* Begin *
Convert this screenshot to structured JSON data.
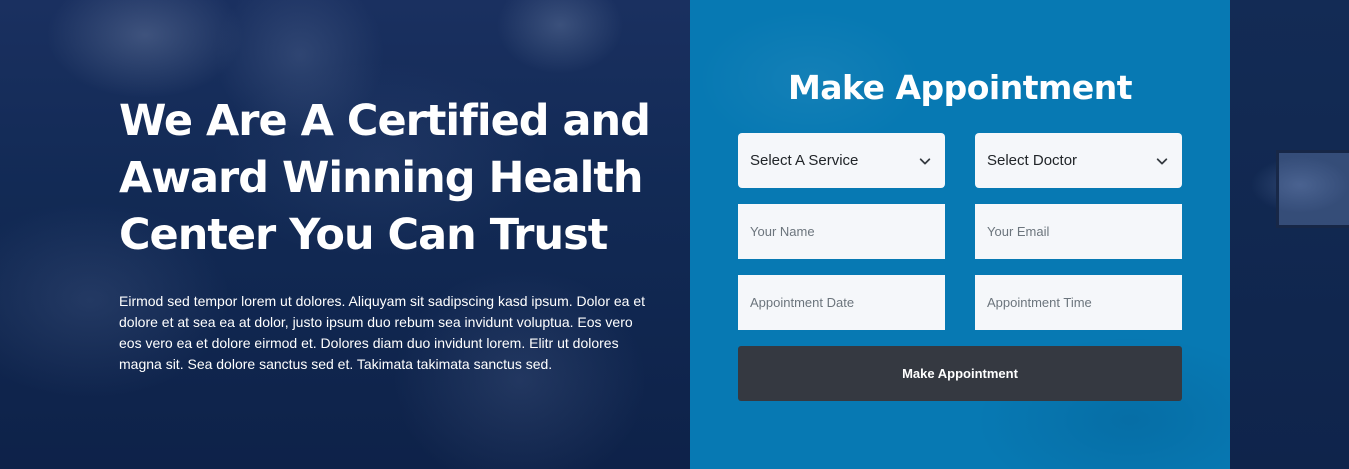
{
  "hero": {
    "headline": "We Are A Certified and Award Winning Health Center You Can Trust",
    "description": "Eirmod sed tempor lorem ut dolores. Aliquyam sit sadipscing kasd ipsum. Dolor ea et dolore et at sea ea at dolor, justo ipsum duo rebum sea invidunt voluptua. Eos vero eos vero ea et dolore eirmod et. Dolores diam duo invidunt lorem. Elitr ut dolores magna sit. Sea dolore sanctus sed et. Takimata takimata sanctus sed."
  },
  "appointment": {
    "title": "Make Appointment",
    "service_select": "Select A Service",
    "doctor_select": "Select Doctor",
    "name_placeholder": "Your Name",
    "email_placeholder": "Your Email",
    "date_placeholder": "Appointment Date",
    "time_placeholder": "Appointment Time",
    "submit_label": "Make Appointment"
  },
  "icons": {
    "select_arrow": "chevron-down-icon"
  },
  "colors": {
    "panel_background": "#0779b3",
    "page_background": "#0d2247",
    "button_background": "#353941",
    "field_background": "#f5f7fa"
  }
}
* End *
Transcribe all of the material exactly, leaving out whatever pictures it contains.

→ **ANSWER TO THE PROBLEM**
Convert this screenshot to structured JSON data.
{
  "hero": {
    "headline": "We Are A Certified and Award Winning Health Center You Can Trust",
    "description": "Eirmod sed tempor lorem ut dolores. Aliquyam sit sadipscing kasd ipsum. Dolor ea et dolore et at sea ea at dolor, justo ipsum duo rebum sea invidunt voluptua. Eos vero eos vero ea et dolore eirmod et. Dolores diam duo invidunt lorem. Elitr ut dolores magna sit. Sea dolore sanctus sed et. Takimata takimata sanctus sed."
  },
  "appointment": {
    "title": "Make Appointment",
    "service_select": "Select A Service",
    "doctor_select": "Select Doctor",
    "name_placeholder": "Your Name",
    "email_placeholder": "Your Email",
    "date_placeholder": "Appointment Date",
    "time_placeholder": "Appointment Time",
    "submit_label": "Make Appointment"
  },
  "icons": {
    "select_arrow": "chevron-down-icon"
  },
  "colors": {
    "panel_background": "#0779b3",
    "page_background": "#0d2247",
    "button_background": "#353941",
    "field_background": "#f5f7fa"
  }
}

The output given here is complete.